--- BEGIN Stored rows ---

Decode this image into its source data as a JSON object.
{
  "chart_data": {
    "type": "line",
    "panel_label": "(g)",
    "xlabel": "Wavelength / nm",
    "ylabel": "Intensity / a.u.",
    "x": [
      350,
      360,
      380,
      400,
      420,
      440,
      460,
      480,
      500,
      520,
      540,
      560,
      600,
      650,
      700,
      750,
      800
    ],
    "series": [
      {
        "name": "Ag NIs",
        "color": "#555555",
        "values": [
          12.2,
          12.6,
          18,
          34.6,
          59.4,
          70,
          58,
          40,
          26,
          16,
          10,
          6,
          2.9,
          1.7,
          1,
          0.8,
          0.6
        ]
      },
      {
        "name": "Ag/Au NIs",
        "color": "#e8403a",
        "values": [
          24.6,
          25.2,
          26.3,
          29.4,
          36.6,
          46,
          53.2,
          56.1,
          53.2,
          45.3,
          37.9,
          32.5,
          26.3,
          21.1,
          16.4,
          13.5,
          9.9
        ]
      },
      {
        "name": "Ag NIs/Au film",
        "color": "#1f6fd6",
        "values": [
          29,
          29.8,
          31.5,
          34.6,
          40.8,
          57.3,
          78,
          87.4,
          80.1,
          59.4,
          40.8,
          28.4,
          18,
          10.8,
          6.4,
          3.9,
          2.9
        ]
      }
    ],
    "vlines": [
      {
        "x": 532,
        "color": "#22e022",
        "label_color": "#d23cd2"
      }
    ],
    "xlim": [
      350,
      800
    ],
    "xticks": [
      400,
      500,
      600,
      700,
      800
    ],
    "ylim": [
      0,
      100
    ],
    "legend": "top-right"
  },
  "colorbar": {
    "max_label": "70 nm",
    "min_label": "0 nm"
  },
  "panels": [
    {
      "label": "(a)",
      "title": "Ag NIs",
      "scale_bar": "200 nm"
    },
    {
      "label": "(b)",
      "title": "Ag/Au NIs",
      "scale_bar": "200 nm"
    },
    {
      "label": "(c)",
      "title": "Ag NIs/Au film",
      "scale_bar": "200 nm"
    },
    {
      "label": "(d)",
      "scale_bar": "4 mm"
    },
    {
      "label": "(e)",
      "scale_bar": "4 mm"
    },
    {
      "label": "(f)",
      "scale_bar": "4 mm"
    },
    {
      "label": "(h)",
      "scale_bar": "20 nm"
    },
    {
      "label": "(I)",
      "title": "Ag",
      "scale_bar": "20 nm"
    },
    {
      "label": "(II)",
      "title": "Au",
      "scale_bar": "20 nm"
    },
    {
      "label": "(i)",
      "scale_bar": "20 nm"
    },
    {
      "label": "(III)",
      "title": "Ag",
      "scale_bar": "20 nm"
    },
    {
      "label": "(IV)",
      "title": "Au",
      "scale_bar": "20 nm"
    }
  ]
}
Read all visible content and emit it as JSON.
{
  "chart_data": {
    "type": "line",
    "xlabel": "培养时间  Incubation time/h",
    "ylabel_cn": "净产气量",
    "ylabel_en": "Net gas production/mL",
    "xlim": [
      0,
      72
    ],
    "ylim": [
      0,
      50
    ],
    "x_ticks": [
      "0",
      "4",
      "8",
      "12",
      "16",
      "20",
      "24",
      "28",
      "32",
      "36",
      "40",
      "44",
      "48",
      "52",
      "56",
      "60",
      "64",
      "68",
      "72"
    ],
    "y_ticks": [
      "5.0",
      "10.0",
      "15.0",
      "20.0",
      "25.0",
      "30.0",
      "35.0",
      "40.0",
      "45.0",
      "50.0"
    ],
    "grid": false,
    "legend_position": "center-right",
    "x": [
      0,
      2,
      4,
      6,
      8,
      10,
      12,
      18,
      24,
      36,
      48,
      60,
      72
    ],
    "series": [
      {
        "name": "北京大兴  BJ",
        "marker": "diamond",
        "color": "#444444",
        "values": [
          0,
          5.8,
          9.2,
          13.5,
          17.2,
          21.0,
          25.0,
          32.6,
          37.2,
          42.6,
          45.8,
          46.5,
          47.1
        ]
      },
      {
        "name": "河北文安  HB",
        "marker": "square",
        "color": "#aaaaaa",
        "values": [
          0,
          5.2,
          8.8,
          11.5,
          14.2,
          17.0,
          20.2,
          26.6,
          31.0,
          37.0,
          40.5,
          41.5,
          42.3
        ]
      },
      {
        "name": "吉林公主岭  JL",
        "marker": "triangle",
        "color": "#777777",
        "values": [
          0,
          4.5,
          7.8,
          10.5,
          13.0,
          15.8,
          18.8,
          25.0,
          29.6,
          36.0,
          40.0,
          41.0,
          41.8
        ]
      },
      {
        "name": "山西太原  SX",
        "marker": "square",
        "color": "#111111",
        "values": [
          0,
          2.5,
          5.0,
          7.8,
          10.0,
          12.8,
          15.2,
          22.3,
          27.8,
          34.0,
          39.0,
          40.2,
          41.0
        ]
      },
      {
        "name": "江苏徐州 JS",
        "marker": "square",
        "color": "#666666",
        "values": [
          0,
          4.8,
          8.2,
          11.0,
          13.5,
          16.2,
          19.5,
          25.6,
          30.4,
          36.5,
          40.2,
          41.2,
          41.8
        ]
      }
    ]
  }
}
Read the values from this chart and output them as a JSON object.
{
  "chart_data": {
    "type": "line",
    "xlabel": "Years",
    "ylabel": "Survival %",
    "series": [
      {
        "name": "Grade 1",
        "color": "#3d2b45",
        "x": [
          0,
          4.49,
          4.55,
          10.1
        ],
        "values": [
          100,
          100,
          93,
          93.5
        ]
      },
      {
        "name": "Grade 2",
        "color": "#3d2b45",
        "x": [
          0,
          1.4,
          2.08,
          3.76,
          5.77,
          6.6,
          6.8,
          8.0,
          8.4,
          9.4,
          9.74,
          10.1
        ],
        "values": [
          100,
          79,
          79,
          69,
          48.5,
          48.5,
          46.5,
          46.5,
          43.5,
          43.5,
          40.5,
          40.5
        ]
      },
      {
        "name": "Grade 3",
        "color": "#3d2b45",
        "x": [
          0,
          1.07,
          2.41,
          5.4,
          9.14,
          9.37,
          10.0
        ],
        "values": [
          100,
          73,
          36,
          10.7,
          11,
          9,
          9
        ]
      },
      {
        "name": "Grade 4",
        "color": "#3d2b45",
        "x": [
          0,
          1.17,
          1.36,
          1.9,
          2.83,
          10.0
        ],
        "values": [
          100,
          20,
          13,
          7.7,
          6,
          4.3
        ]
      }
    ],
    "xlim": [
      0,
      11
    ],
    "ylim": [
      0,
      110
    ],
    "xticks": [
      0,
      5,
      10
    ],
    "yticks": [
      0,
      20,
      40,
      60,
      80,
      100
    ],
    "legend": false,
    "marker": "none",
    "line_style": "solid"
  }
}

--- END Stored rows ---

What this task involves | Extract all of the material exactly as it is written.

Exercise answer |
Decode this image into its source data as a JSON object.
{
  "chart_data": {
    "type": "line",
    "panel_label": "(g)",
    "xlabel": "Wavelength / nm",
    "ylabel": "Intensity / a.u.",
    "x": [
      350,
      360,
      380,
      400,
      420,
      440,
      460,
      480,
      500,
      520,
      540,
      560,
      600,
      650,
      700,
      750,
      800
    ],
    "series": [
      {
        "name": "Ag NIs",
        "color": "#555555",
        "values": [
          12.2,
          12.6,
          18,
          34.6,
          59.4,
          70,
          58,
          40,
          26,
          16,
          10,
          6,
          2.9,
          1.7,
          1,
          0.8,
          0.6
        ]
      },
      {
        "name": "Ag/Au NIs",
        "color": "#e8403a",
        "values": [
          24.6,
          25.2,
          26.3,
          29.4,
          36.6,
          46,
          53.2,
          56.1,
          53.2,
          45.3,
          37.9,
          32.5,
          26.3,
          21.1,
          16.4,
          13.5,
          9.9
        ]
      },
      {
        "name": "Ag NIs/Au film",
        "color": "#1f6fd6",
        "values": [
          29,
          29.8,
          31.5,
          34.6,
          40.8,
          57.3,
          78,
          87.4,
          80.1,
          59.4,
          40.8,
          28.4,
          18,
          10.8,
          6.4,
          3.9,
          2.9
        ]
      }
    ],
    "vlines": [
      {
        "x": 532,
        "color": "#22e022",
        "label_color": "#d23cd2"
      }
    ],
    "xlim": [
      350,
      800
    ],
    "xticks": [
      400,
      500,
      600,
      700,
      800
    ],
    "ylim": [
      0,
      100
    ],
    "legend": "top-right"
  },
  "colorbar": {
    "max_label": "70 nm",
    "min_label": "0 nm"
  },
  "panels": [
    {
      "label": "(a)",
      "title": "Ag NIs",
      "scale_bar": "200 nm"
    },
    {
      "label": "(b)",
      "title": "Ag/Au NIs",
      "scale_bar": "200 nm"
    },
    {
      "label": "(c)",
      "title": "Ag NIs/Au film",
      "scale_bar": "200 nm"
    },
    {
      "label": "(d)",
      "scale_bar": "4 mm"
    },
    {
      "label": "(e)",
      "scale_bar": "4 mm"
    },
    {
      "label": "(f)",
      "scale_bar": "4 mm"
    },
    {
      "label": "(h)",
      "scale_bar": "20 nm"
    },
    {
      "label": "(I)",
      "title": "Ag",
      "scale_bar": "20 nm"
    },
    {
      "label": "(II)",
      "title": "Au",
      "scale_bar": "20 nm"
    },
    {
      "label": "(i)",
      "scale_bar": "20 nm"
    },
    {
      "label": "(III)",
      "title": "Ag",
      "scale_bar": "20 nm"
    },
    {
      "label": "(IV)",
      "title": "Au",
      "scale_bar": "20 nm"
    }
  ]
}
Read all visible content and emit it as JSON.
{
  "chart_data": {
    "type": "line",
    "xlabel": "培养时间  Incubation time/h",
    "ylabel_cn": "净产气量",
    "ylabel_en": "Net gas production/mL",
    "xlim": [
      0,
      72
    ],
    "ylim": [
      0,
      50
    ],
    "x_ticks": [
      "0",
      "4",
      "8",
      "12",
      "16",
      "20",
      "24",
      "28",
      "32",
      "36",
      "40",
      "44",
      "48",
      "52",
      "56",
      "60",
      "64",
      "68",
      "72"
    ],
    "y_ticks": [
      "5.0",
      "10.0",
      "15.0",
      "20.0",
      "25.0",
      "30.0",
      "35.0",
      "40.0",
      "45.0",
      "50.0"
    ],
    "grid": false,
    "legend_position": "center-right",
    "x": [
      0,
      2,
      4,
      6,
      8,
      10,
      12,
      18,
      24,
      36,
      48,
      60,
      72
    ],
    "series": [
      {
        "name": "北京大兴  BJ",
        "marker": "diamond",
        "color": "#444444",
        "values": [
          0,
          5.8,
          9.2,
          13.5,
          17.2,
          21.0,
          25.0,
          32.6,
          37.2,
          42.6,
          45.8,
          46.5,
          47.1
        ]
      },
      {
        "name": "河北文安  HB",
        "marker": "square",
        "color": "#aaaaaa",
        "values": [
          0,
          5.2,
          8.8,
          11.5,
          14.2,
          17.0,
          20.2,
          26.6,
          31.0,
          37.0,
          40.5,
          41.5,
          42.3
        ]
      },
      {
        "name": "吉林公主岭  JL",
        "marker": "triangle",
        "color": "#777777",
        "values": [
          0,
          4.5,
          7.8,
          10.5,
          13.0,
          15.8,
          18.8,
          25.0,
          29.6,
          36.0,
          40.0,
          41.0,
          41.8
        ]
      },
      {
        "name": "山西太原  SX",
        "marker": "square",
        "color": "#111111",
        "values": [
          0,
          2.5,
          5.0,
          7.8,
          10.0,
          12.8,
          15.2,
          22.3,
          27.8,
          34.0,
          39.0,
          40.2,
          41.0
        ]
      },
      {
        "name": "江苏徐州 JS",
        "marker": "square",
        "color": "#666666",
        "values": [
          0,
          4.8,
          8.2,
          11.0,
          13.5,
          16.2,
          19.5,
          25.6,
          30.4,
          36.5,
          40.2,
          41.2,
          41.8
        ]
      }
    ]
  }
}
Read the values from this chart and output them as a JSON object.
{
  "chart_data": {
    "type": "line",
    "xlabel": "Years",
    "ylabel": "Survival %",
    "series": [
      {
        "name": "Grade 1",
        "color": "#3d2b45",
        "x": [
          0,
          4.49,
          4.55,
          10.1
        ],
        "values": [
          100,
          100,
          93,
          93.5
        ]
      },
      {
        "name": "Grade 2",
        "color": "#3d2b45",
        "x": [
          0,
          1.4,
          2.08,
          3.76,
          5.77,
          6.6,
          6.8,
          8.0,
          8.4,
          9.4,
          9.74,
          10.1
        ],
        "values": [
          100,
          79,
          79,
          69,
          48.5,
          48.5,
          46.5,
          46.5,
          43.5,
          43.5,
          40.5,
          40.5
        ]
      },
      {
        "name": "Grade 3",
        "color": "#3d2b45",
        "x": [
          0,
          1.07,
          2.41,
          5.4,
          9.14,
          9.37,
          10.0
        ],
        "values": [
          100,
          73,
          36,
          10.7,
          11,
          9,
          9
        ]
      },
      {
        "name": "Grade 4",
        "color": "#3d2b45",
        "x": [
          0,
          1.17,
          1.36,
          1.9,
          2.83,
          10.0
        ],
        "values": [
          100,
          20,
          13,
          7.7,
          6,
          4.3
        ]
      }
    ],
    "xlim": [
      0,
      11
    ],
    "ylim": [
      0,
      110
    ],
    "xticks": [
      0,
      5,
      10
    ],
    "yticks": [
      0,
      20,
      40,
      60,
      80,
      100
    ],
    "legend": false,
    "marker": "none",
    "line_style": "solid"
  }
}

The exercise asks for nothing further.